▸ EXERCISE REQUIREMENTS: Return all lines where the word "bizonyos" can be found.

* BEGIN DATA RECORDS *

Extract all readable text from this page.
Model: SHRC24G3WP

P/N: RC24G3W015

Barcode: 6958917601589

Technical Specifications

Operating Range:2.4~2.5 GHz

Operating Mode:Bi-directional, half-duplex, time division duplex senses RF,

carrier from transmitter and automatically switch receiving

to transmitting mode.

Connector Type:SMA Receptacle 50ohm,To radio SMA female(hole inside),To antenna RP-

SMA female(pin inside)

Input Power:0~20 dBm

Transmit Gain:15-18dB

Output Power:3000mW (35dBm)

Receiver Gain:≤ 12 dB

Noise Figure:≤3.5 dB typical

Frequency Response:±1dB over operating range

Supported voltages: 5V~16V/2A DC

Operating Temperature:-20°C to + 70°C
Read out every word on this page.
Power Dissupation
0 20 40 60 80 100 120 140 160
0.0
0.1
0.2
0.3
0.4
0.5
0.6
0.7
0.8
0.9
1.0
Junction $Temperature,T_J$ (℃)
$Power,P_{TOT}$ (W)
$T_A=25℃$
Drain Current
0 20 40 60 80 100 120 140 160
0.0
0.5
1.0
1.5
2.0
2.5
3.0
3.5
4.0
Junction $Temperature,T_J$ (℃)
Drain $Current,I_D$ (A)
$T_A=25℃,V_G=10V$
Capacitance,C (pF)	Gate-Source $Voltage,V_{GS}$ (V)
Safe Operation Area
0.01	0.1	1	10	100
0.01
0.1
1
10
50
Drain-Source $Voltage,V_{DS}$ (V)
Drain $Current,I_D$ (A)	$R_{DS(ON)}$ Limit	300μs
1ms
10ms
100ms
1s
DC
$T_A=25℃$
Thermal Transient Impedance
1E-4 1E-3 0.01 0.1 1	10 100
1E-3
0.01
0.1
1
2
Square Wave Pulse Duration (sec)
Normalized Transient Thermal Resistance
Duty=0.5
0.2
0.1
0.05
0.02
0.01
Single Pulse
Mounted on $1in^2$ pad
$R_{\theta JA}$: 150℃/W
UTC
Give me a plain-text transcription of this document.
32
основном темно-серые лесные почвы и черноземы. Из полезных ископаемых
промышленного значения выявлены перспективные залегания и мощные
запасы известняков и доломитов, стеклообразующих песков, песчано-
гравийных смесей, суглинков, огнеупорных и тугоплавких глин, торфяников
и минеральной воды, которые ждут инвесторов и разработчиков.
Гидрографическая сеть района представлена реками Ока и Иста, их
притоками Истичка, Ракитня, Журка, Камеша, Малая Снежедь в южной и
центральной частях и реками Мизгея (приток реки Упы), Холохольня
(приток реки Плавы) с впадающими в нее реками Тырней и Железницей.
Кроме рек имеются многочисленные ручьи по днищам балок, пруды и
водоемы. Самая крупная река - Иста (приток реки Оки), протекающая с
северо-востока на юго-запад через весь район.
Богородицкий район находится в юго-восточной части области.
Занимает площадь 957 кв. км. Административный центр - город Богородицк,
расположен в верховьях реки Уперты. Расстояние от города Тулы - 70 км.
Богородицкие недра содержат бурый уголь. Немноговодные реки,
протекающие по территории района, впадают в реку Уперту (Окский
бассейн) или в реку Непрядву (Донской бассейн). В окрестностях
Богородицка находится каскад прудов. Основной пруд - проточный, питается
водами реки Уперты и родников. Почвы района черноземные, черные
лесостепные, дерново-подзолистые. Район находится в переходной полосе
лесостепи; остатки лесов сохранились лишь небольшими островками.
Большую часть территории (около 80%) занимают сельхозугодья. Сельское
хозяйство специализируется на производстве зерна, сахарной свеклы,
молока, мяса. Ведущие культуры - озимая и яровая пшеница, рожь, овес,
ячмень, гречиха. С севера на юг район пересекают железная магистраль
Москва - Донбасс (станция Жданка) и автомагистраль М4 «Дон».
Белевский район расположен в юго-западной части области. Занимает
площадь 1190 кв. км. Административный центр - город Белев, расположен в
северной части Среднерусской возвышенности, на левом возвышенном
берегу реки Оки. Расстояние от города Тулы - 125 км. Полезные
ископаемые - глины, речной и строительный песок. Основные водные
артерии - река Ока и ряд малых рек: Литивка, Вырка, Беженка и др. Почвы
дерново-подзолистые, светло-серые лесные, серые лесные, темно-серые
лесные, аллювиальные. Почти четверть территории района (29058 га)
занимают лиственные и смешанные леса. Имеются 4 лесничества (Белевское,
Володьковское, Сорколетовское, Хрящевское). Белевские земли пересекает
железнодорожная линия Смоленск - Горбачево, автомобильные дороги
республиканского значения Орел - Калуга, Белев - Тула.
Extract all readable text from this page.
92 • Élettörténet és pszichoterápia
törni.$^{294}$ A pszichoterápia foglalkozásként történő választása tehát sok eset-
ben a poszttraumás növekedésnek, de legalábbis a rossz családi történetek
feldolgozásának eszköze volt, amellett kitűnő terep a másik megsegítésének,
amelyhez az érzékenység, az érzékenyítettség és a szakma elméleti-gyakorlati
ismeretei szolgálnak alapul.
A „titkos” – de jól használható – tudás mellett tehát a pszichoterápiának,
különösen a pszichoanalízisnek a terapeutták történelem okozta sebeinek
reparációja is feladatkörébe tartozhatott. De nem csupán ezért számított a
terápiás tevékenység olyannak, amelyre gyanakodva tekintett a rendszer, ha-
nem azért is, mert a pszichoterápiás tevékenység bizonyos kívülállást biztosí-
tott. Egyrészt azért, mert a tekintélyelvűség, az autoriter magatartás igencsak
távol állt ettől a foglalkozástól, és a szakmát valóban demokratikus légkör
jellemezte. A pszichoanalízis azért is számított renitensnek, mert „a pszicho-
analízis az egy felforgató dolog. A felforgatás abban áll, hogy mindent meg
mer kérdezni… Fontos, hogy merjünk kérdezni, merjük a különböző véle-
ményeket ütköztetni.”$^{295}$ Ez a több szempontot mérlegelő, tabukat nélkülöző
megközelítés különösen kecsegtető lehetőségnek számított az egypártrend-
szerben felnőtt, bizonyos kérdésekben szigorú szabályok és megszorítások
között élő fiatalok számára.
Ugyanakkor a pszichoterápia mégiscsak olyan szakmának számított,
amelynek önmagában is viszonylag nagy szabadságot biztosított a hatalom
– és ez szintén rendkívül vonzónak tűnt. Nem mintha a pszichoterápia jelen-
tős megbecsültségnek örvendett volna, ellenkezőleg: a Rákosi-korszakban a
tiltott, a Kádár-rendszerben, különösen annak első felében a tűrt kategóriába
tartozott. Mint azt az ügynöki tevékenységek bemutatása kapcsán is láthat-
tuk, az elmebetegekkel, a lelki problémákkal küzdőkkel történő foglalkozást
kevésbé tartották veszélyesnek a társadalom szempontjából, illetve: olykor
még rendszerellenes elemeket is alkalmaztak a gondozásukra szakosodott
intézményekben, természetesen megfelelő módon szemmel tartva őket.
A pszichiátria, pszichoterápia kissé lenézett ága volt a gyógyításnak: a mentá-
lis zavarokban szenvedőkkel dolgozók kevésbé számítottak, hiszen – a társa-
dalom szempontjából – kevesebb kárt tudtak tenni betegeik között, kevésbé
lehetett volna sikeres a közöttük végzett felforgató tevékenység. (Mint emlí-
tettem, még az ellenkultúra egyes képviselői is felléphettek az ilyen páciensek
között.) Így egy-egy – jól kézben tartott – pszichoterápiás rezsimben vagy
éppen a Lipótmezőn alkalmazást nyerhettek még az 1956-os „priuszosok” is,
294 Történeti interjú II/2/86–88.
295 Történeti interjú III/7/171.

* END DATA RECORDS *

▸ FINAL RESULT:
nem azért is, mert a pszichoterápiás tevékenység bizonyos kívülállást biztosí-
szerben felnőtt, bizonyos kérdésekben szigorú szabályok és megszorítások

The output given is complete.